• DATA FOR PROCESSING
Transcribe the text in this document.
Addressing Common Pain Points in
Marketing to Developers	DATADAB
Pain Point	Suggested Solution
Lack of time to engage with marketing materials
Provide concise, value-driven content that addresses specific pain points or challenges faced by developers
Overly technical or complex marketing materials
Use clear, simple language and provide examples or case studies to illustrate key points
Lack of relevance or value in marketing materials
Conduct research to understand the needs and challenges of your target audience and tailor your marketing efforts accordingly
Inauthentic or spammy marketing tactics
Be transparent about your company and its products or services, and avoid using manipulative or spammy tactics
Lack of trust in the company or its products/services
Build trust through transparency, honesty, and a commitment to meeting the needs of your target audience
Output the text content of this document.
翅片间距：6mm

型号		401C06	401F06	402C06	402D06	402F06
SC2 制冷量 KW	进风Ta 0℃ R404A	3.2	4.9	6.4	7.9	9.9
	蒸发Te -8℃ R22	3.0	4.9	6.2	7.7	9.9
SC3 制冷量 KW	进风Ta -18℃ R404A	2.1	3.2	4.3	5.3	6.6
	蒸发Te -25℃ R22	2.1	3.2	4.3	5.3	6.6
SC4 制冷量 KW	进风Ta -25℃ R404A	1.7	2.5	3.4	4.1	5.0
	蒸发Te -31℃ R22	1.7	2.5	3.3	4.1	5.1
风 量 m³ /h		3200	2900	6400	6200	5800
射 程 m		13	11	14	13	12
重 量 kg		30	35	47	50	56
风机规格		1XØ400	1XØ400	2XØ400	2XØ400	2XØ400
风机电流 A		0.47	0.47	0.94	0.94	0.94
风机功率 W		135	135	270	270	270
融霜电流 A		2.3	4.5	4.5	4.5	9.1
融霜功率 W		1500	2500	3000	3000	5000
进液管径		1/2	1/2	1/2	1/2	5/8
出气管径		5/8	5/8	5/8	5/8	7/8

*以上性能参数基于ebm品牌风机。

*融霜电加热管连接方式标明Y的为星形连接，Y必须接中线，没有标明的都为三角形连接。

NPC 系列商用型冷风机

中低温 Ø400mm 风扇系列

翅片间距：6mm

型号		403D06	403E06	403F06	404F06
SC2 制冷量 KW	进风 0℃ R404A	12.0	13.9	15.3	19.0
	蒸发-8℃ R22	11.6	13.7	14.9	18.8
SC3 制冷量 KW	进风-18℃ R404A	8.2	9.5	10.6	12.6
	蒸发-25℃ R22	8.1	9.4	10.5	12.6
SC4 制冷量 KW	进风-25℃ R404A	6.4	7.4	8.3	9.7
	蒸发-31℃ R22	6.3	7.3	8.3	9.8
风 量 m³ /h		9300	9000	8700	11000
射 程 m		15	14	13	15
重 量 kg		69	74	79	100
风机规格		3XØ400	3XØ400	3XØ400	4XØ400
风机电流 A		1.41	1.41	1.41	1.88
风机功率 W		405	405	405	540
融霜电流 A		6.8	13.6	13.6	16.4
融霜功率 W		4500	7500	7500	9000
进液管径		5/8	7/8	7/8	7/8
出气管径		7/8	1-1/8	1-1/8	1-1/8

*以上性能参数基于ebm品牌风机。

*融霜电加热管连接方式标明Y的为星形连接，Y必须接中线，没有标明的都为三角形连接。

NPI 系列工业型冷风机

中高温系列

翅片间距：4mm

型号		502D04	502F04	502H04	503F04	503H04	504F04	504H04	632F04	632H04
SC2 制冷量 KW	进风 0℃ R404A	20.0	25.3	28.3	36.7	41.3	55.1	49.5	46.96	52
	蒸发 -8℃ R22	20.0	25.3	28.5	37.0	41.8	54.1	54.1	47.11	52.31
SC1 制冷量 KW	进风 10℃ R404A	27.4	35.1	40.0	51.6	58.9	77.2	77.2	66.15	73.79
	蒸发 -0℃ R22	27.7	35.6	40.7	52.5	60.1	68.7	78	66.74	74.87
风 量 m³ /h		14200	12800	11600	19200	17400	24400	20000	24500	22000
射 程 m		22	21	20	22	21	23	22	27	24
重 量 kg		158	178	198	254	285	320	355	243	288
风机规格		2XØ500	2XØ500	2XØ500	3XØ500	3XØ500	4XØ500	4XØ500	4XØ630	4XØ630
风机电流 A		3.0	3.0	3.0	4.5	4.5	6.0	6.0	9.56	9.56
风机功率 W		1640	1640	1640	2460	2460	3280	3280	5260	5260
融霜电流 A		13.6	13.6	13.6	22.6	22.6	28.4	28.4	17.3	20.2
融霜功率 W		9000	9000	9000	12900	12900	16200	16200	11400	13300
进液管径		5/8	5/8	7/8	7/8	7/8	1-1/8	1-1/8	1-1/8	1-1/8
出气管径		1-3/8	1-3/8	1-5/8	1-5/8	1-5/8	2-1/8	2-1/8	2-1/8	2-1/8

• WHAT TO WORK ON
Copy out every line from the records that has the word "风机规格".

• ANSWER TO THE PROBLEM
风机规格		1XØ400	1XØ400	2XØ400	2XØ400	2XØ400
风机规格		3XØ400	3XØ400	3XØ400	4XØ400
风机规格		2XØ500	2XØ500	2XØ500	3XØ500	3XØ500	4XØ500	4XØ500	4XØ630	4XØ630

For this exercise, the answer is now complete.